Пожалуйста, ответьте по тексту о концерте Плетнёва: на какое время был задержан концерт?

## ПРЕДОСТАВЛЕННЫЙ ТЕКСТ
══════

Такая программа, если добавить бисы, тянет на два концерта!
Публика разошлась около 22 часов! К тому же перед началом вечера, ближе к 19 часам, было объявлено, что Плетнёв застрял в автомобильной пробке, поэтому концерт был задержан на полчаса, и слушатели сидели, стояли, гуляли, скучая, по рекреации и ждали концертанта. Казалось, вернулись времена Софроницкого.
Как это типично для него в последние годы,
Плетнёв играл неряшливо, на всём лежала тень какой-то необязательности и даже больше — то ли лени, то ли тоски и смертельной усталости.
Жизненный тонус был близок к нулю.
Второе отделение началось с Английской сюиты g-moll И.С.Баха. Абсолютно в таком же ключе сыграл эту вещь в Москве в прошлом сезоне Пётр Андершевский, и в этом свете абсолютно ясно, что Плетнёв примыкает к некоему общеевропейскому движению стилистически-субъективистского обезличивания исполняемого.

══════

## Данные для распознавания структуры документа

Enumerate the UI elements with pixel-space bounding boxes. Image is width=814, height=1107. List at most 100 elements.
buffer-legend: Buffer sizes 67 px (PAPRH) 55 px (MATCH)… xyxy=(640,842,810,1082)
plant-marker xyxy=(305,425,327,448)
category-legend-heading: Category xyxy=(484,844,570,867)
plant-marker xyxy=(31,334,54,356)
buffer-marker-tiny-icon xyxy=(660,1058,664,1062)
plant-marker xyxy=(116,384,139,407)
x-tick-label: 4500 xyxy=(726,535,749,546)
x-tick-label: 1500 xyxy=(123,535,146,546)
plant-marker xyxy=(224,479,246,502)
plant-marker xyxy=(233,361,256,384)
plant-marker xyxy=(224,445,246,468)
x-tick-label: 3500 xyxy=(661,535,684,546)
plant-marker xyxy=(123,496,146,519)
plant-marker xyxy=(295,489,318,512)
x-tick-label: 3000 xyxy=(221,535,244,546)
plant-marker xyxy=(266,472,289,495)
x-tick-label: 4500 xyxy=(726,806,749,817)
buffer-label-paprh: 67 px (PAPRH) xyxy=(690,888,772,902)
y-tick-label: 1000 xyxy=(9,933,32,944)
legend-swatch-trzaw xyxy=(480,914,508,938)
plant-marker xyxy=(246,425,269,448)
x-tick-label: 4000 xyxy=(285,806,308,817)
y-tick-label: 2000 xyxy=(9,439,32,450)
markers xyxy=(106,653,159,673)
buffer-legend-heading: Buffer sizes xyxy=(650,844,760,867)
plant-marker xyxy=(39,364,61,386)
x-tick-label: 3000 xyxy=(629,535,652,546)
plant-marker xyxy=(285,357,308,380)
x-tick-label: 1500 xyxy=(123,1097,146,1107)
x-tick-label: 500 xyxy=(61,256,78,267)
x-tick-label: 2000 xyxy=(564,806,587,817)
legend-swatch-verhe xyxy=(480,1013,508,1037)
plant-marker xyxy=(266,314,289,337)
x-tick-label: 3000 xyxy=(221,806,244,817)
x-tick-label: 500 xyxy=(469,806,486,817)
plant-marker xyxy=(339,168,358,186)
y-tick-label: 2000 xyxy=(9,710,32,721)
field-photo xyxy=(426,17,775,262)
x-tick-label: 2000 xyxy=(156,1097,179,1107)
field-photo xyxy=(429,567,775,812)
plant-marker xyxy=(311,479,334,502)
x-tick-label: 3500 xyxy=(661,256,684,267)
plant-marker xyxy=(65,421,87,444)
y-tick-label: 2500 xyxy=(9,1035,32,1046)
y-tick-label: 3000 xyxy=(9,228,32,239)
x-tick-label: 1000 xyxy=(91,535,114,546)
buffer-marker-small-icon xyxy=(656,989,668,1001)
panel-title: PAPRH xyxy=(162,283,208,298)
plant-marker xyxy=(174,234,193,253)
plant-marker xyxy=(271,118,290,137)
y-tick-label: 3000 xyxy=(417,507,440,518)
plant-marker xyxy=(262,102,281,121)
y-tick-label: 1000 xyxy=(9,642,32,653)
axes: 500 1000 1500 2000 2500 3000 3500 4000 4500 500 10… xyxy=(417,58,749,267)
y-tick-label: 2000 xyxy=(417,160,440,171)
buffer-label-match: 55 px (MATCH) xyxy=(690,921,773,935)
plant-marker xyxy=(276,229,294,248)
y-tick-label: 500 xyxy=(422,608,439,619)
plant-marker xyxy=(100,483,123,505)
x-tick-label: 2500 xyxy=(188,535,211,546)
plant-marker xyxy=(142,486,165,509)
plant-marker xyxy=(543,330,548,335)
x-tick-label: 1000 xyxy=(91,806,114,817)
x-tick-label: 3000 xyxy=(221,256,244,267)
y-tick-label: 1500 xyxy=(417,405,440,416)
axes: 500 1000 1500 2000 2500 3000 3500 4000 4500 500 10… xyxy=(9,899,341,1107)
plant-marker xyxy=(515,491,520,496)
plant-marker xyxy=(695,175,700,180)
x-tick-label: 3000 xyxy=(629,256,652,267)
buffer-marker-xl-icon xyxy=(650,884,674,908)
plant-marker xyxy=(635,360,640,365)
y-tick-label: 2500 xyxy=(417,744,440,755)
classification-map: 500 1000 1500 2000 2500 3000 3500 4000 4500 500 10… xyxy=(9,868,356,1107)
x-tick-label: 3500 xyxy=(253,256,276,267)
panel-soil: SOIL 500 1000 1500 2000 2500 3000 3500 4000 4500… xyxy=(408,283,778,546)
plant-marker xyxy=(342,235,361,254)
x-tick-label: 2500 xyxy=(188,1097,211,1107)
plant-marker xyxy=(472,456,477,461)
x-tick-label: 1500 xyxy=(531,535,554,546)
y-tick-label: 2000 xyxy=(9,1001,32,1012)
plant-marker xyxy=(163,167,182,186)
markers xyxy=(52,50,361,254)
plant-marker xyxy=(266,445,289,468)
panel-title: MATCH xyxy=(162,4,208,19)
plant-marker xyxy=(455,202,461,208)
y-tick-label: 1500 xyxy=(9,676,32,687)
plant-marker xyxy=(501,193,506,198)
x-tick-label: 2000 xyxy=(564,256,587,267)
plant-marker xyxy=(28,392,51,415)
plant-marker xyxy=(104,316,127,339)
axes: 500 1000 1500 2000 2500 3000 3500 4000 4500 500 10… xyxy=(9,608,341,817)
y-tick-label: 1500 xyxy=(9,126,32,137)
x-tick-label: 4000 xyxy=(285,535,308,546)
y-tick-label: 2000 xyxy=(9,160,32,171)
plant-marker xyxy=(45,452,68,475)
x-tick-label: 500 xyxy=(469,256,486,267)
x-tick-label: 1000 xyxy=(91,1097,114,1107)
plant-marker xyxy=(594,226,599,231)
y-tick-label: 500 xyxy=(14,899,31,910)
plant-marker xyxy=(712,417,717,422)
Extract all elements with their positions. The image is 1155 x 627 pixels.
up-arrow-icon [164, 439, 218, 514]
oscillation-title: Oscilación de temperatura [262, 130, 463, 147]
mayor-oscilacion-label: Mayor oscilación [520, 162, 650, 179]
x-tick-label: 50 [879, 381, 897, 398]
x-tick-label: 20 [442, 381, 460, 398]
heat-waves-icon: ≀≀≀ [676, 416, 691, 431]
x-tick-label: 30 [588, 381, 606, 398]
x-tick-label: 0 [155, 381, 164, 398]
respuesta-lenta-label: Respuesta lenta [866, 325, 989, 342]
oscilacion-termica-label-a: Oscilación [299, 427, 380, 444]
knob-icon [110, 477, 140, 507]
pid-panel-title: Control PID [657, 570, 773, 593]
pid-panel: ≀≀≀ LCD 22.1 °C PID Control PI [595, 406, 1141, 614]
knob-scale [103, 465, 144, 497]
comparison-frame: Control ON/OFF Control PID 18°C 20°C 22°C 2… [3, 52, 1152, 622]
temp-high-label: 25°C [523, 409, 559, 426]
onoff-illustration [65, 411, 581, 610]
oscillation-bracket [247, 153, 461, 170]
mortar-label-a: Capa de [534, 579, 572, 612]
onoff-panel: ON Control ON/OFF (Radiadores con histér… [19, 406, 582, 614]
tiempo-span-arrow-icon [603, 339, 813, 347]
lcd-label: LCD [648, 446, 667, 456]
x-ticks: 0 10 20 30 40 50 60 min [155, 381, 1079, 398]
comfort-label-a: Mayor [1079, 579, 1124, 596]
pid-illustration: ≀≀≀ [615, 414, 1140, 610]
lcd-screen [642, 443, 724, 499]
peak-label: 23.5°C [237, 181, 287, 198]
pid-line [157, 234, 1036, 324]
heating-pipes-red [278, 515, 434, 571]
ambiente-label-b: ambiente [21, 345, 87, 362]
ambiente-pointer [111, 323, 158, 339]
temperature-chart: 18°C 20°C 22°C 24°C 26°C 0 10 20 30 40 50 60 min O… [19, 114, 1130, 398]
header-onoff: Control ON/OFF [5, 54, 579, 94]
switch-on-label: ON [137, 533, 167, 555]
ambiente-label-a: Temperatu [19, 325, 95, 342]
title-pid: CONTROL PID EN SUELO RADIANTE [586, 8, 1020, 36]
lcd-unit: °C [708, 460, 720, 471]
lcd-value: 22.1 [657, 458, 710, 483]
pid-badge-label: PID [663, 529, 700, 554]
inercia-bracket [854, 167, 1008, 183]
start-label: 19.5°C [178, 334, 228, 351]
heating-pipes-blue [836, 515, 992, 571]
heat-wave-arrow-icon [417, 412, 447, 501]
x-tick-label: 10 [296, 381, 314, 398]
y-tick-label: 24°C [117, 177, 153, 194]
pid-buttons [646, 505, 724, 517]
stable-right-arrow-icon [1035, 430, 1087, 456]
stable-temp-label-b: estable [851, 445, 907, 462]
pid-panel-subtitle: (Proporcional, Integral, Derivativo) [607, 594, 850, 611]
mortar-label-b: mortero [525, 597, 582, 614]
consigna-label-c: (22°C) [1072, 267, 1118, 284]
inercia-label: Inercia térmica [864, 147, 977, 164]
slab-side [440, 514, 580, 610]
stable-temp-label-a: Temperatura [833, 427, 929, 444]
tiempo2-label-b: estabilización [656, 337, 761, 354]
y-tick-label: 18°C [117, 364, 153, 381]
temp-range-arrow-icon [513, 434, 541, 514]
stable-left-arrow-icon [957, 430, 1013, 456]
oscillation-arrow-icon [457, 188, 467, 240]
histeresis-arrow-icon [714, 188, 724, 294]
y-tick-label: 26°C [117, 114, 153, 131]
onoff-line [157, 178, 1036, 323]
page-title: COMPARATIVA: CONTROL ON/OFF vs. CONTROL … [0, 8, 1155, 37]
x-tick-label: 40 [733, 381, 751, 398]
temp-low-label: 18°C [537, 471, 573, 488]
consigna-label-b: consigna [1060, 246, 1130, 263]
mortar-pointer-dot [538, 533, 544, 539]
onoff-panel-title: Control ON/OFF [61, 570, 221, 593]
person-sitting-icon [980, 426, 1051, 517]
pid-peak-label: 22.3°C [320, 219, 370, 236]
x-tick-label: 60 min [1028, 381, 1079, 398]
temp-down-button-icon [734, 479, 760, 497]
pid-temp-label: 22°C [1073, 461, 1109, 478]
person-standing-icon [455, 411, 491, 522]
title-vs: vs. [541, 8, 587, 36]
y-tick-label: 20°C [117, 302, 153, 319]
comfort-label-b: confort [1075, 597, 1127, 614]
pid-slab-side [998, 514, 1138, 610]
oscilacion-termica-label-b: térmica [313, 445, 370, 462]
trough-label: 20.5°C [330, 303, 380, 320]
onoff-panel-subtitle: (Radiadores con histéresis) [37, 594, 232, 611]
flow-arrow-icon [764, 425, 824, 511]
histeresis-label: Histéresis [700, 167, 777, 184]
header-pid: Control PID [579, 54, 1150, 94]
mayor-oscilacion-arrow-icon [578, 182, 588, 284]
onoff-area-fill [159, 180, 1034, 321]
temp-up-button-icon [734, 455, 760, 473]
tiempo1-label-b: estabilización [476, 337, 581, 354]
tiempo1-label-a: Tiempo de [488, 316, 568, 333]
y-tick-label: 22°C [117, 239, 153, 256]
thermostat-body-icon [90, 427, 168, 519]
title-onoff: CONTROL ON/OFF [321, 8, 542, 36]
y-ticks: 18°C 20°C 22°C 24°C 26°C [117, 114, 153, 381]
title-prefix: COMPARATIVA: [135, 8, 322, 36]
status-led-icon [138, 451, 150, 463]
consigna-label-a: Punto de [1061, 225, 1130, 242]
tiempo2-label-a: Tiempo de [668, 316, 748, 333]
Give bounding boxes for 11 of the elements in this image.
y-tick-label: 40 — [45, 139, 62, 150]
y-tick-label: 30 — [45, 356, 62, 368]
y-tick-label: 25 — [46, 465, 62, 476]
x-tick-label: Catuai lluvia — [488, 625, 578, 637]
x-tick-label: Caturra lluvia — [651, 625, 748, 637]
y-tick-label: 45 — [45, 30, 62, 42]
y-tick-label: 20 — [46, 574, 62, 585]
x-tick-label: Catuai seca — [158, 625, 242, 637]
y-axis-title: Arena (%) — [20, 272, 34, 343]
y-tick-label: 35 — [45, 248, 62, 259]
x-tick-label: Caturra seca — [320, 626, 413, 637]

══════

## РЕЗУЛЬТАТ
На полчаса.